▸ WHAT THIS TASK INVOLVES:
In the data, extract each line that holds the string "HttpUtil".

▸ DATA PROVIDED:
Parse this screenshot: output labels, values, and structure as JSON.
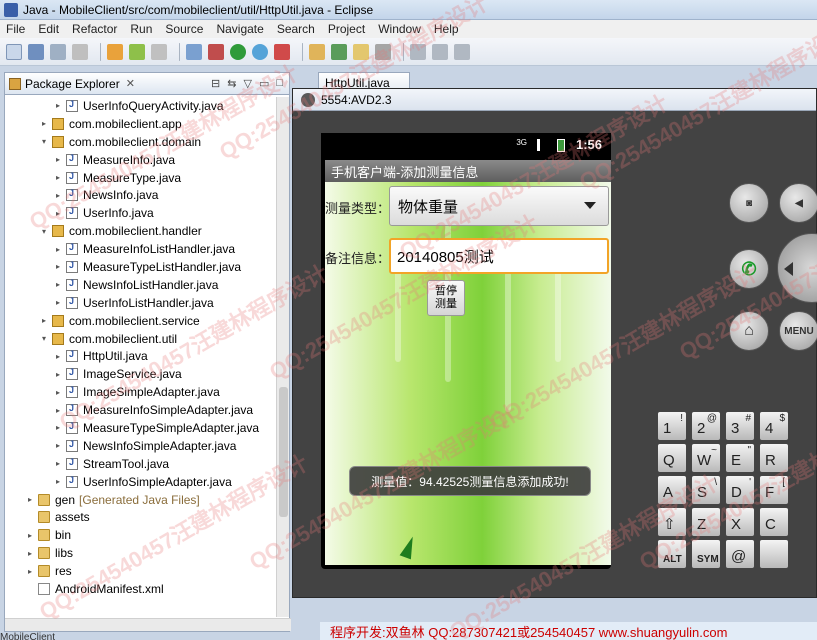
{
  "window": {
    "title": "Java - MobileClient/src/com/mobileclient/util/HttpUtil.java - Eclipse"
  },
  "menu": [
    "File",
    "Edit",
    "Refactor",
    "Run",
    "Source",
    "Navigate",
    "Search",
    "Project",
    "Window",
    "Help"
  ],
  "explorer": {
    "tab_title": "Package Explorer",
    "close": "✕",
    "tree": [
      {
        "label": "UserInfoQueryActivity.java",
        "type": "java",
        "indent": 3,
        "expand": "▸"
      },
      {
        "label": "com.mobileclient.app",
        "type": "pkg",
        "indent": 2,
        "expand": "▸"
      },
      {
        "label": "com.mobileclient.domain",
        "type": "pkg",
        "indent": 2,
        "expand": "▾"
      },
      {
        "label": "MeasureInfo.java",
        "type": "java",
        "indent": 3,
        "expand": "▸"
      },
      {
        "label": "MeasureType.java",
        "type": "java",
        "indent": 3,
        "expand": "▸"
      },
      {
        "label": "NewsInfo.java",
        "type": "java",
        "indent": 3,
        "expand": "▸"
      },
      {
        "label": "UserInfo.java",
        "type": "java",
        "indent": 3,
        "expand": "▸"
      },
      {
        "label": "com.mobileclient.handler",
        "type": "pkg",
        "indent": 2,
        "expand": "▾"
      },
      {
        "label": "MeasureInfoListHandler.java",
        "type": "java",
        "indent": 3,
        "expand": "▸"
      },
      {
        "label": "MeasureTypeListHandler.java",
        "type": "java",
        "indent": 3,
        "expand": "▸"
      },
      {
        "label": "NewsInfoListHandler.java",
        "type": "java",
        "indent": 3,
        "expand": "▸"
      },
      {
        "label": "UserInfoListHandler.java",
        "type": "java",
        "indent": 3,
        "expand": "▸"
      },
      {
        "label": "com.mobileclient.service",
        "type": "pkg",
        "indent": 2,
        "expand": "▸"
      },
      {
        "label": "com.mobileclient.util",
        "type": "pkg",
        "indent": 2,
        "expand": "▾"
      },
      {
        "label": "HttpUtil.java",
        "type": "java",
        "indent": 3,
        "expand": "▸"
      },
      {
        "label": "ImageService.java",
        "type": "java",
        "indent": 3,
        "expand": "▸"
      },
      {
        "label": "ImageSimpleAdapter.java",
        "type": "java",
        "indent": 3,
        "expand": "▸"
      },
      {
        "label": "MeasureInfoSimpleAdapter.java",
        "type": "java",
        "indent": 3,
        "expand": "▸"
      },
      {
        "label": "MeasureTypeSimpleAdapter.java",
        "type": "java",
        "indent": 3,
        "expand": "▸"
      },
      {
        "label": "NewsInfoSimpleAdapter.java",
        "type": "java",
        "indent": 3,
        "expand": "▸"
      },
      {
        "label": "StreamTool.java",
        "type": "java",
        "indent": 3,
        "expand": "▸"
      },
      {
        "label": "UserInfoSimpleAdapter.java",
        "type": "java",
        "indent": 3,
        "expand": "▸"
      },
      {
        "label": "gen",
        "extra": "[Generated Java Files]",
        "type": "folder",
        "indent": 1,
        "expand": "▸"
      },
      {
        "label": "assets",
        "type": "folder",
        "indent": 1,
        "expand": ""
      },
      {
        "label": "bin",
        "type": "folder",
        "indent": 1,
        "expand": "▸"
      },
      {
        "label": "libs",
        "type": "folder",
        "indent": 1,
        "expand": "▸"
      },
      {
        "label": "res",
        "type": "folder",
        "indent": 1,
        "expand": "▸"
      },
      {
        "label": "AndroidManifest.xml",
        "type": "xml",
        "indent": 1,
        "expand": ""
      }
    ]
  },
  "editor": {
    "tab": "HttpUtil.java"
  },
  "emulator": {
    "title": "5554:AVD2.3",
    "status": {
      "time": "1:56",
      "network": "3G"
    },
    "app_title": "手机客户端-添加测量信息",
    "type_label": "测量类型：",
    "type_value": "物体重量",
    "remark_label": "备注信息：",
    "remark_value": "20140805测试",
    "pause_button": [
      "暂停",
      "测量"
    ],
    "toast": "测量值：94.42525测量信息添加成功!",
    "hw": {
      "menu": "MENU"
    },
    "keys": [
      {
        "m": "1",
        "s": "!"
      },
      {
        "m": "2",
        "s": "@"
      },
      {
        "m": "3",
        "s": "#"
      },
      {
        "m": "4",
        "s": "$"
      },
      {
        "m": "Q",
        "s": ""
      },
      {
        "m": "W",
        "s": "~"
      },
      {
        "m": "E",
        "s": "\""
      },
      {
        "m": "R",
        "s": ""
      },
      {
        "m": "A",
        "s": ""
      },
      {
        "m": "S",
        "s": "\\"
      },
      {
        "m": "D",
        "s": "'"
      },
      {
        "m": "F",
        "s": "["
      },
      {
        "m": "⇧",
        "s": ""
      },
      {
        "m": "Z",
        "s": ""
      },
      {
        "m": "X",
        "s": ""
      },
      {
        "m": "C",
        "s": ""
      },
      {
        "m": "ALT",
        "s": ""
      },
      {
        "m": "SYM",
        "s": ""
      },
      {
        "m": "@",
        "s": ""
      },
      {
        "m": "",
        "s": ""
      }
    ]
  },
  "footer": {
    "credit": "程序开发:双鱼林 QQ:287307421或254540457 www.shuangyulin.com",
    "left": "MobileClient"
  },
  "watermark": "QQ:254540457汪建林程序设计",
  "colors": {
    "accent": "#f2a427",
    "toast_bg": "#3c3c3c",
    "green_bg": "#7fd13a",
    "footer_text": "#cc0000"
  }
}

▸ RESPONSE TO THE EXERCISE:
    "title": "Java - MobileClient/src/com/mobileclient/util/HttpUtil.java - Eclipse"
        "label": "HttpUtil.java",
    "tab": "HttpUtil.java"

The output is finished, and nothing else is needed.